## WRITTEN INSTRUCTION
In the material below, find each line holding the string "Obręb" and copy it.

## DATA LINES
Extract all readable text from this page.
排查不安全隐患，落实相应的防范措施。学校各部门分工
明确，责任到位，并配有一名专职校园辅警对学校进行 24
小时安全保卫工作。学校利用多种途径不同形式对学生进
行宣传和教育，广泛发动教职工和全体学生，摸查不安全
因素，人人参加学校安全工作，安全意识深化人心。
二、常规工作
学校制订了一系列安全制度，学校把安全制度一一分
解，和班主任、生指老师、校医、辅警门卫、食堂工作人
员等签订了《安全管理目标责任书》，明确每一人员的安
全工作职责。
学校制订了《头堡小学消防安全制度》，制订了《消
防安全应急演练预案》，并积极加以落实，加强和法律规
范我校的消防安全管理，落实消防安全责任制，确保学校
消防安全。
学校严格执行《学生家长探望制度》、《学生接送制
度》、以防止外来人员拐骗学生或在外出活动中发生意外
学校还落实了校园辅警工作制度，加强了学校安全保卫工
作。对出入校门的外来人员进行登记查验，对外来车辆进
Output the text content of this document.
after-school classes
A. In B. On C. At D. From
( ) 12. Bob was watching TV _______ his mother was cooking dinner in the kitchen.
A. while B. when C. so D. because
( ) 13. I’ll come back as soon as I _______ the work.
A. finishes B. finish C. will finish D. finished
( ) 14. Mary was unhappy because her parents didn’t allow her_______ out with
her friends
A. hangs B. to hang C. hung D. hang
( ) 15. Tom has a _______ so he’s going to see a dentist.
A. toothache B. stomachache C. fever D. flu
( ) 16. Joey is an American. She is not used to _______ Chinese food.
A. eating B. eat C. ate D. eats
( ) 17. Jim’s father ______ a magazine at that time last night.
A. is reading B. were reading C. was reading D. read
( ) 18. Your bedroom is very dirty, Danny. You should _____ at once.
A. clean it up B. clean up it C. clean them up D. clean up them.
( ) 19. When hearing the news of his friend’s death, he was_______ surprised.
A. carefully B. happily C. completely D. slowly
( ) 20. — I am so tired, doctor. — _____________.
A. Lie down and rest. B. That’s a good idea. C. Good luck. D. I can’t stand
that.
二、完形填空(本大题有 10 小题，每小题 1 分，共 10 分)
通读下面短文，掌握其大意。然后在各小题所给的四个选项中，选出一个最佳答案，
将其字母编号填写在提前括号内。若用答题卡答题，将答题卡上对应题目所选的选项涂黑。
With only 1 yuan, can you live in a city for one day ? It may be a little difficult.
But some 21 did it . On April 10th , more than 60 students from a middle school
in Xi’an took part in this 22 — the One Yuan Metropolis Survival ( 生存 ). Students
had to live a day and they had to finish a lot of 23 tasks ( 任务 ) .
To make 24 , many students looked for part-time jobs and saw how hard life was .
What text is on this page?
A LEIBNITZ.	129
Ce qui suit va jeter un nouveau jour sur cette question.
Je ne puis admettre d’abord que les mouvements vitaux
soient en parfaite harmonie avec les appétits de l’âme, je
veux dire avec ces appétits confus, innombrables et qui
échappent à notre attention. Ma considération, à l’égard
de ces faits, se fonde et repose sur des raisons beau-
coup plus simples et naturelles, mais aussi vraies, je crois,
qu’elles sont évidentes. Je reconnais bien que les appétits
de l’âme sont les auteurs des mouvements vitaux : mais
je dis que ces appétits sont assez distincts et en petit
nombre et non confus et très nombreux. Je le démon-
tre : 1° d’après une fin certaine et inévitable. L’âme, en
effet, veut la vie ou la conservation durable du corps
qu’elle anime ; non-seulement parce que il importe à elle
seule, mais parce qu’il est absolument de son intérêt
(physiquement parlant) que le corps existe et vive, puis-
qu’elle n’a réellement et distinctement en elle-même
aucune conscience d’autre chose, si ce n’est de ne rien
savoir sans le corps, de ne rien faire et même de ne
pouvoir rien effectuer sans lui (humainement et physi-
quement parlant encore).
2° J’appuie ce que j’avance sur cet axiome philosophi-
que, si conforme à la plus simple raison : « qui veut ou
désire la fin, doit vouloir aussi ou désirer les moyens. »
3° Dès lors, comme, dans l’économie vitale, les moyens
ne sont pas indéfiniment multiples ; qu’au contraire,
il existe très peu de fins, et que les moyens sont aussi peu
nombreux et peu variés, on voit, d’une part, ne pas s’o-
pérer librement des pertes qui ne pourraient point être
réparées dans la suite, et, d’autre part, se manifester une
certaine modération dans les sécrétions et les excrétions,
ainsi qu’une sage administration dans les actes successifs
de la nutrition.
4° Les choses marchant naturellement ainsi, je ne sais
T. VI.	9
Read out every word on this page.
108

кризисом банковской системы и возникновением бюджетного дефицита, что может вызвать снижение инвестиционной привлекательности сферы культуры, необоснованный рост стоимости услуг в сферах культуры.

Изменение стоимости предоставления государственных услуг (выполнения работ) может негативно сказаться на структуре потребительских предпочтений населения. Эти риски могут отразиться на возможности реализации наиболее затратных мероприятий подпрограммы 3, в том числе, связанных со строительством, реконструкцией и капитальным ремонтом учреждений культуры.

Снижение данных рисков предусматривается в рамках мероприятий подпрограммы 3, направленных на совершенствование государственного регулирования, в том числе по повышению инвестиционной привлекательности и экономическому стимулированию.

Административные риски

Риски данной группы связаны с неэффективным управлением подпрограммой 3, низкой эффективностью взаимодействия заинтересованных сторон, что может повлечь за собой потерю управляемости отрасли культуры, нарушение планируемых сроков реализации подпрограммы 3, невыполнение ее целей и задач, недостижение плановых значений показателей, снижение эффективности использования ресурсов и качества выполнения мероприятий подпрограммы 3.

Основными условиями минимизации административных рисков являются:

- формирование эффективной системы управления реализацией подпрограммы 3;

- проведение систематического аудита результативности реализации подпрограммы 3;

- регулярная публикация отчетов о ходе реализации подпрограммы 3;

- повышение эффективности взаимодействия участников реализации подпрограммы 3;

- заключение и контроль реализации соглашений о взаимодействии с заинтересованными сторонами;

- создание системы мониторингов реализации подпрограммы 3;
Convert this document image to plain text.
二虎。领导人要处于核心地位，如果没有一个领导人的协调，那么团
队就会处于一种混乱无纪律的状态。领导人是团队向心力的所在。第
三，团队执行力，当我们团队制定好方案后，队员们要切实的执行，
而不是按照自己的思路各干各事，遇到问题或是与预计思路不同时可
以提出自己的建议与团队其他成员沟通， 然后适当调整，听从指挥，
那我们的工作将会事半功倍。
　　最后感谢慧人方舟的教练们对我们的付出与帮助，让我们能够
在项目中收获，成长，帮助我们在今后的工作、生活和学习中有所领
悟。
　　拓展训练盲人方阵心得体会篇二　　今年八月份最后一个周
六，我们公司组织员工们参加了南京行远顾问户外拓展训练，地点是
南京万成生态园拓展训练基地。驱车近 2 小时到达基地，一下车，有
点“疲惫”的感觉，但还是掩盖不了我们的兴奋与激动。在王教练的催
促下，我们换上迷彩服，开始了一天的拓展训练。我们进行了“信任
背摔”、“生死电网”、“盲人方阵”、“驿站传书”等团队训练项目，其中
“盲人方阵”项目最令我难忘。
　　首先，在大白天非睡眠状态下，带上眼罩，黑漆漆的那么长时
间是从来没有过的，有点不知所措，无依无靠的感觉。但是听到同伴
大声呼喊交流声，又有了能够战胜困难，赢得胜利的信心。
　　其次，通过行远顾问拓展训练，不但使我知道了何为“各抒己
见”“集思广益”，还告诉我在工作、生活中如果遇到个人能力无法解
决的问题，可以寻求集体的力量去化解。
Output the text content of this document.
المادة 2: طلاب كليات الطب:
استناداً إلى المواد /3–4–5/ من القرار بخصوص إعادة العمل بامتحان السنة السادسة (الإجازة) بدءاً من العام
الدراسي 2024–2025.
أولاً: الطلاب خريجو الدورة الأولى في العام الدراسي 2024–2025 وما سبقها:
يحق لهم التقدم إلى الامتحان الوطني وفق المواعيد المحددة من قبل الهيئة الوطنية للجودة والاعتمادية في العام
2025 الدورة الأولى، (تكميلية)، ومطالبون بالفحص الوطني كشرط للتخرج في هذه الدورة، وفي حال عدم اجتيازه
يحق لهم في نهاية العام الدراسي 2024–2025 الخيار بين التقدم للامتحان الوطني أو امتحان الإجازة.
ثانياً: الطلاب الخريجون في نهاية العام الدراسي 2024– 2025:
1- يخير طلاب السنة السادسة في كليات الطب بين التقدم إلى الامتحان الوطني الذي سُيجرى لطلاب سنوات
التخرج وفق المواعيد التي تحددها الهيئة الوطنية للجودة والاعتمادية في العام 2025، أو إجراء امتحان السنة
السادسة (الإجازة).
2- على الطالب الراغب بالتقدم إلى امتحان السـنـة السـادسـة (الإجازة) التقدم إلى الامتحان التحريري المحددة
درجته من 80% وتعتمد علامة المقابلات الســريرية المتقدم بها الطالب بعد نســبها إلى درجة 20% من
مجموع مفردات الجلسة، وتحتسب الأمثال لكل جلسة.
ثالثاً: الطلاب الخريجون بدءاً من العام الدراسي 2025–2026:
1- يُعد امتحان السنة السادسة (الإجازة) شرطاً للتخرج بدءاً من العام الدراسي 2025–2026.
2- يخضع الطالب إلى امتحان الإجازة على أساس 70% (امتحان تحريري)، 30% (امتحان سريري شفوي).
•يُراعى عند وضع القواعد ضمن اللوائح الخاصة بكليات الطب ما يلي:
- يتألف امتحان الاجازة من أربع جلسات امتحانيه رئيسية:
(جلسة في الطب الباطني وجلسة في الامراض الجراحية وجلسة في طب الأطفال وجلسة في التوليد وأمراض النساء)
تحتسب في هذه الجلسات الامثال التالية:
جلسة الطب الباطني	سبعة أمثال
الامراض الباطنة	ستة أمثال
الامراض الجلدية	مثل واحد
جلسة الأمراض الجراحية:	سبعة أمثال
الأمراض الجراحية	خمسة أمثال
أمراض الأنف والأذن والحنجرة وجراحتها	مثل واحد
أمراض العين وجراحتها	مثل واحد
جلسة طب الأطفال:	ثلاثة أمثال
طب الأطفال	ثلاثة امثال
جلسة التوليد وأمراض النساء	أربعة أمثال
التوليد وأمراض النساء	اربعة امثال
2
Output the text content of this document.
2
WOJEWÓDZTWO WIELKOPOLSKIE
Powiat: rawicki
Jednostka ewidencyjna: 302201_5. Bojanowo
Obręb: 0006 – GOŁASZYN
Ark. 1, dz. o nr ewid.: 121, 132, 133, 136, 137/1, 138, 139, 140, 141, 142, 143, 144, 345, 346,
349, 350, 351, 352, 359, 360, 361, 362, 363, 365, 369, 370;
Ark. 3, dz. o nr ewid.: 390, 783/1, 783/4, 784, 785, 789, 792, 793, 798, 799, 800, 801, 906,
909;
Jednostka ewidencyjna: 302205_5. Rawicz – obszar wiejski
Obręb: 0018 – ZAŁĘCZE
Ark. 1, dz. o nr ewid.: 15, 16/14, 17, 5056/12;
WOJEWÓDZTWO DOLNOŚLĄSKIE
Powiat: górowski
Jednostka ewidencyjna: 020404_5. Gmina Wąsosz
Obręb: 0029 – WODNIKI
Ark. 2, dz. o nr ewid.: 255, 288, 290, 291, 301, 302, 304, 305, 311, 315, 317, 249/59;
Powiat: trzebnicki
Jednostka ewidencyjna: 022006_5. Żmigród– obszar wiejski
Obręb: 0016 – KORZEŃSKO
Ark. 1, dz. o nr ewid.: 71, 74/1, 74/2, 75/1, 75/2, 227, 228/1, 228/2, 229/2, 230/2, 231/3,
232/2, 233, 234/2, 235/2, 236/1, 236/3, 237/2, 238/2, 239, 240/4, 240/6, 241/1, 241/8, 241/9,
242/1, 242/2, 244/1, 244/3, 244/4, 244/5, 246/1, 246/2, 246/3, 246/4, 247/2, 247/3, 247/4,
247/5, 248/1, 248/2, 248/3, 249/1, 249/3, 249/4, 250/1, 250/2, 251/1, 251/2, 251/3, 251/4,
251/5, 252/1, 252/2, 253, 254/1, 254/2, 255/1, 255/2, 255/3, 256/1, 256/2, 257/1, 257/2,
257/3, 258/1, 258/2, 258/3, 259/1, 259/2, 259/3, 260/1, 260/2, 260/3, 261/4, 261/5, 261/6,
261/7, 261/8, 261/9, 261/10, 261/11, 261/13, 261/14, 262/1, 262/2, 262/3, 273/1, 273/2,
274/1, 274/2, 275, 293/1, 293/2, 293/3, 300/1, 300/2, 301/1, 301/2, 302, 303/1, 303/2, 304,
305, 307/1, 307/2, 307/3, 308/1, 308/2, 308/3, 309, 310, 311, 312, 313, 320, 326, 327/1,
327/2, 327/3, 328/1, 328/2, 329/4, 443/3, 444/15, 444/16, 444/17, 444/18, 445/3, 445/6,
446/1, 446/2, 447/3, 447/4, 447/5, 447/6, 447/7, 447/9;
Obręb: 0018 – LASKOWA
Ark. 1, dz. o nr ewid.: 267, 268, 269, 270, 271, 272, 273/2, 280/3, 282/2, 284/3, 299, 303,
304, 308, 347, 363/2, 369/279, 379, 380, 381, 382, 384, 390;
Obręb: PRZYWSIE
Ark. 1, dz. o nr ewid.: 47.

## CORRECT ANSWER
Obręb: 0006 – GOŁASZYN
Obręb: 0018 – ZAŁĘCZE
Obręb: 0029 – WODNIKI
Obręb: 0016 – KORZEŃSKO
Obręb: 0018 – LASKOWA
Obręb: PRZYWSIE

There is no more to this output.